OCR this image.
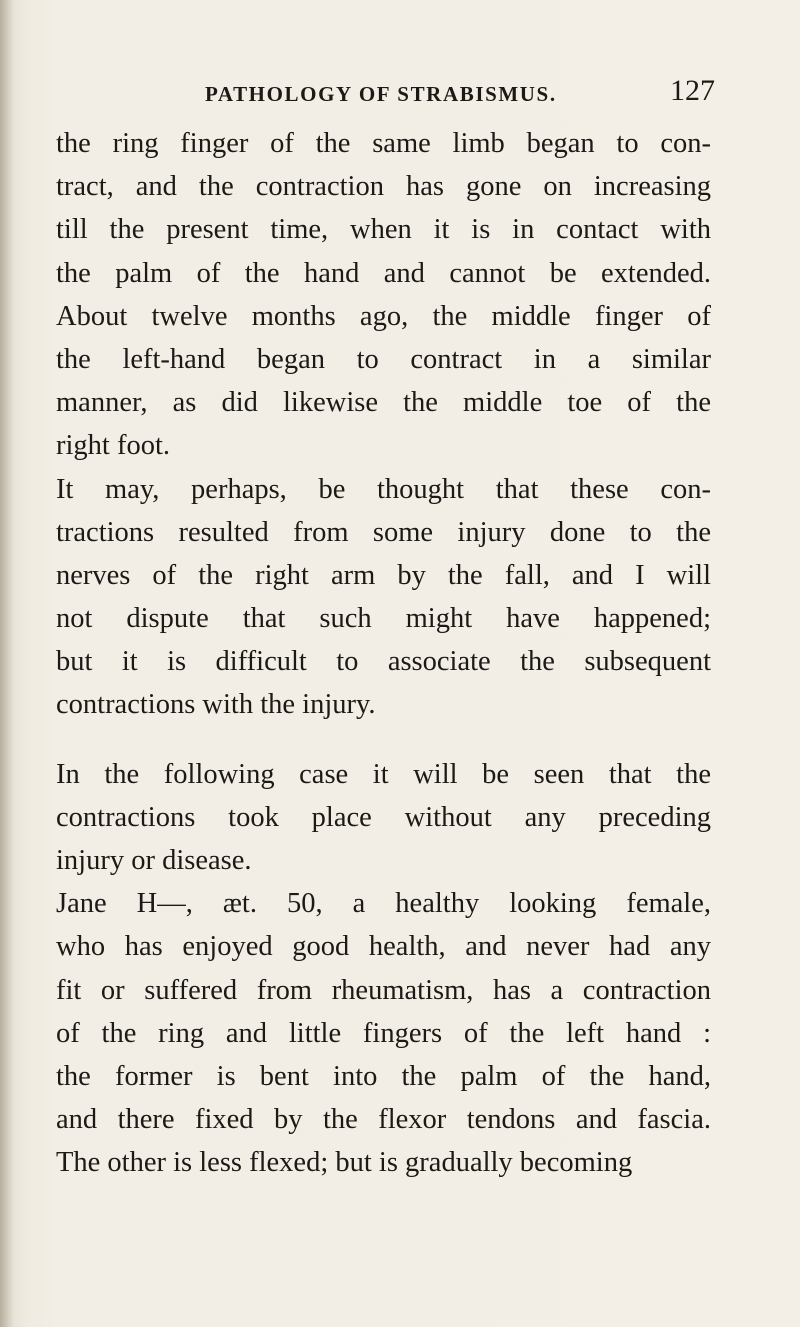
PATHOLOGY OF STRABISMUS.	127
the ring finger of the same limb began to con-
tract, and the contraction has gone on increasing
till the present time, when it is in contact with
the palm of the hand and cannot be extended.
About twelve months ago, the middle finger of
the left-hand began to contract in a similar
manner, as did likewise the middle toe of the
right foot.
It may, perhaps, be thought that these con-
tractions resulted from some injury done to the
nerves of the right arm by the fall, and I will
not dispute that such might have happened;
but it is difficult to associate the subsequent
contractions with the injury.
In the following case it will be seen that the
contractions took place without any preceding
injury or disease.
Jane H—, æt. 50, a healthy looking female,
who has enjoyed good health, and never had any
fit or suffered from rheumatism, has a contraction
of the ring and little fingers of the left hand :
the former is bent into the palm of the hand,
and there fixed by the flexor tendons and fascia.
The other is less flexed; but is gradually becoming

→ Task goal
Return every line of the records exactly as given, pictures excluded.

→ Answer below
OCR this image.
PATHOLOGY OF STRABISMUS.	127
the ring finger of the same limb began to con-
tract, and the contraction has gone on increasing
till the present time, when it is in contact with
the palm of the hand and cannot be extended.
About twelve months ago, the middle finger of
the left-hand began to contract in a similar
manner, as did likewise the middle toe of the
right foot.
It may, perhaps, be thought that these con-
tractions resulted from some injury done to the
nerves of the right arm by the fall, and I will
not dispute that such might have happened;
but it is difficult to associate the subsequent
contractions with the injury.
In the following case it will be seen that the
contractions took place without any preceding
injury or disease.
Jane H—, æt. 50, a healthy looking female,
who has enjoyed good health, and never had any
fit or suffered from rheumatism, has a contraction
of the ring and little fingers of the left hand :
the former is bent into the palm of the hand,
and there fixed by the flexor tendons and fascia.
The other is less flexed; but is gradually becoming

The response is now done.